## Goal:
Scan the data. Collect each line that contains the word "time".

## Exercise data:
::::::

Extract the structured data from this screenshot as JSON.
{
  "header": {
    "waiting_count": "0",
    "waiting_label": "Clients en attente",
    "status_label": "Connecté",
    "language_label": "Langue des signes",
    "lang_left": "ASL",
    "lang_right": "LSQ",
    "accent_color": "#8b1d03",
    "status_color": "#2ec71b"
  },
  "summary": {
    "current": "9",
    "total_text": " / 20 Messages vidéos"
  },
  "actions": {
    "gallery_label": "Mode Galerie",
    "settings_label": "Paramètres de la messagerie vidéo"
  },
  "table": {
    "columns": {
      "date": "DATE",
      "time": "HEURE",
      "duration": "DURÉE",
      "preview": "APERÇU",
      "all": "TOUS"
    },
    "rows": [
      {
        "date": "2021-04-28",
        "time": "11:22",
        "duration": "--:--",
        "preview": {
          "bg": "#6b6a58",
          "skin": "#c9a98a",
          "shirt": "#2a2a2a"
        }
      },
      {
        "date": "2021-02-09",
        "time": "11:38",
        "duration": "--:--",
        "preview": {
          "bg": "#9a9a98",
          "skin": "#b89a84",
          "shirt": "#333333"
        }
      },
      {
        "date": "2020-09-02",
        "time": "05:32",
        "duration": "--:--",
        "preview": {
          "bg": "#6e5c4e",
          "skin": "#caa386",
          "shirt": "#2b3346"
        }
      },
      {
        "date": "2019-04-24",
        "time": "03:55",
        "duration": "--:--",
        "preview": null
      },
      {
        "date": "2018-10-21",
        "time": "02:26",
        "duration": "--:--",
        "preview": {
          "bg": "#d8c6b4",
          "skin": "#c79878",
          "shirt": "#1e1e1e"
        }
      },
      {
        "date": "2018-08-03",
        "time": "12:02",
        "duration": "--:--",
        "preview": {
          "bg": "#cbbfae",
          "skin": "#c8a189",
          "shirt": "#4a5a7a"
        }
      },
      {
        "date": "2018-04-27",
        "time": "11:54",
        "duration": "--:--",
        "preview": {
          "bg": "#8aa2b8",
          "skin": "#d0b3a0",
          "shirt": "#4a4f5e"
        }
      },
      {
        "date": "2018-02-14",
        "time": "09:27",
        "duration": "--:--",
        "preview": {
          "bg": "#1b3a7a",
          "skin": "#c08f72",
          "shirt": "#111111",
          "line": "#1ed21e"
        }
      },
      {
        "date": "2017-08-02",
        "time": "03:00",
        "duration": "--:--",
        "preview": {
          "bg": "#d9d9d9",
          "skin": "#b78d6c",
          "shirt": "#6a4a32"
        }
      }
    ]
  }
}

::::::

## Exercise result:
      "time": "HEURE",
        "time": "11:22",
        "time": "11:38",
        "time": "05:32",
        "time": "03:55",
        "time": "02:26",
        "time": "12:02",
        "time": "11:54",
        "time": "09:27",
        "time": "03:00",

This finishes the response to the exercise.